Aim of the task — Reproduce all the lines exactly as they stand, apart from the pictures.

Figure record listings —

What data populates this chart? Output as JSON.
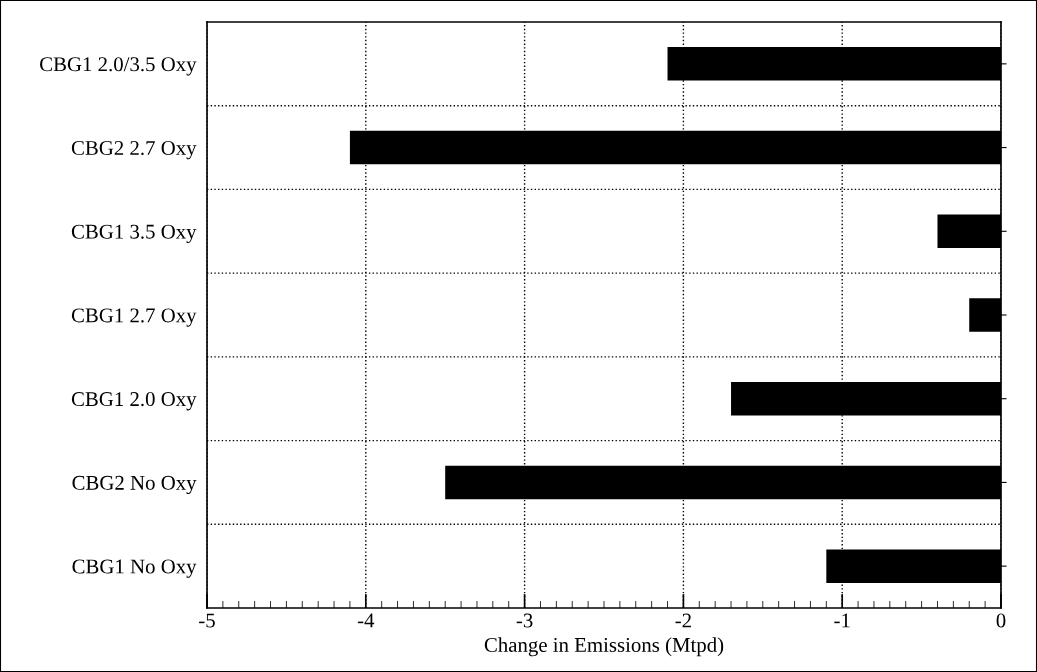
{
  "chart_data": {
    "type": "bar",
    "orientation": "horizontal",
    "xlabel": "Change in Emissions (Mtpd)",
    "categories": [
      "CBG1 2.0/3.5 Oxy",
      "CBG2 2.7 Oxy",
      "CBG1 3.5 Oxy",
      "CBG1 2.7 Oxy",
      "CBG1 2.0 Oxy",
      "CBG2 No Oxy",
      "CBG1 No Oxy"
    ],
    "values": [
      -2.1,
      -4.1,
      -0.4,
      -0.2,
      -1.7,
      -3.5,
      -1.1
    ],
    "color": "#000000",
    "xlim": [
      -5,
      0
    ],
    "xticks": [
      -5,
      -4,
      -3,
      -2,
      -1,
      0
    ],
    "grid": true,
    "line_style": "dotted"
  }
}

In response —
What data populates this chart? Output as JSON.
{
  "chart_data": {
    "type": "bar",
    "orientation": "horizontal",
    "xlabel": "Change in Emissions (Mtpd)",
    "categories": [
      "CBG1 2.0/3.5 Oxy",
      "CBG2 2.7 Oxy",
      "CBG1 3.5 Oxy",
      "CBG1 2.7 Oxy",
      "CBG1 2.0 Oxy",
      "CBG2 No Oxy",
      "CBG1 No Oxy"
    ],
    "values": [
      -2.1,
      -4.1,
      -0.4,
      -0.2,
      -1.7,
      -3.5,
      -1.1
    ],
    "color": "#000000",
    "xlim": [
      -5,
      0
    ],
    "xticks": [
      -5,
      -4,
      -3,
      -2,
      -1,
      0
    ],
    "grid": true,
    "line_style": "dotted"
  }
}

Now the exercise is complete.